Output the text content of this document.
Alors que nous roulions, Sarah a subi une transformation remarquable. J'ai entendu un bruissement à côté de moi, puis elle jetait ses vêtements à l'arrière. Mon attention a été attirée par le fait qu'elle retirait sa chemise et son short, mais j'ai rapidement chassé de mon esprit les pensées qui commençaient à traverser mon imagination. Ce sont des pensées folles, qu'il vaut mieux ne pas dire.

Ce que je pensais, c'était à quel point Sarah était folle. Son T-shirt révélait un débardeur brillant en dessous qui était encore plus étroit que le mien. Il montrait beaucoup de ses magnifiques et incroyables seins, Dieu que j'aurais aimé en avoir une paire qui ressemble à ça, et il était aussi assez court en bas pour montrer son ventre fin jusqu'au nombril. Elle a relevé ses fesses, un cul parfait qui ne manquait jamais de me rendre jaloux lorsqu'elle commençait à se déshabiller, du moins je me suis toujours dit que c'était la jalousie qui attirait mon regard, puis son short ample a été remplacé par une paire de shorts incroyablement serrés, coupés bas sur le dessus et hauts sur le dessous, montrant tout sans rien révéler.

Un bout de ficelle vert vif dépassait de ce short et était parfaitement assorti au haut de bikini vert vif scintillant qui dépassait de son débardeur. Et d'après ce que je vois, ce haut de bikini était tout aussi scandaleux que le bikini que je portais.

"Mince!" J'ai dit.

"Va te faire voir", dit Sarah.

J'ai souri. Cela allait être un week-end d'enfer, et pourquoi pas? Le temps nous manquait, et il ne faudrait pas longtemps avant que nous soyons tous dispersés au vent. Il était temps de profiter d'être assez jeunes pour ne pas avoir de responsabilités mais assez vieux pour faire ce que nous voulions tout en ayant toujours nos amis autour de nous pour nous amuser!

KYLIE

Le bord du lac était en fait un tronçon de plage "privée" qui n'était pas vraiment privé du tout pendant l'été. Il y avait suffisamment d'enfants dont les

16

> _WHAT THIS TASK INVOLVES_
Search the listing for the word "toujours" and return each line that holds it.

> _RESULT OF THIS TASK_
Ce que je pensais, c'était à quel point Sarah était folle. Son T-shirt révélait un débardeur brillant en dessous qui était encore plus étroit que le mien. Il montrait beaucoup de ses magnifiques et incroyables seins, Dieu que j'aurais aimé en avoir une paire qui ressemble à ça, et il était aussi assez court en bas pour montrer son ventre fin jusqu'au nombril. Elle a relevé ses fesses, un cul parfait qui ne manquait jamais de me rendre jaloux lorsqu'elle commençait à se déshabiller, du moins je me suis toujours dit que c'était la jalousie qui attirait mon regard, puis son short ample a été remplacé par une paire de shorts incroyablement serrés, coupés bas sur le dessus et hauts sur le dessous, montrant tout sans rien révéler.
J'ai souri. Cela allait être un week-end d'enfer, et pourquoi pas? Le temps nous manquait, et il ne faudrait pas longtemps avant que nous soyons tous dispersés au vent. Il était temps de profiter d'être assez jeunes pour ne pas avoir de responsabilités mais assez vieux pour faire ce que nous voulions tout en ayant toujours nos amis autour de nous pour nous amuser!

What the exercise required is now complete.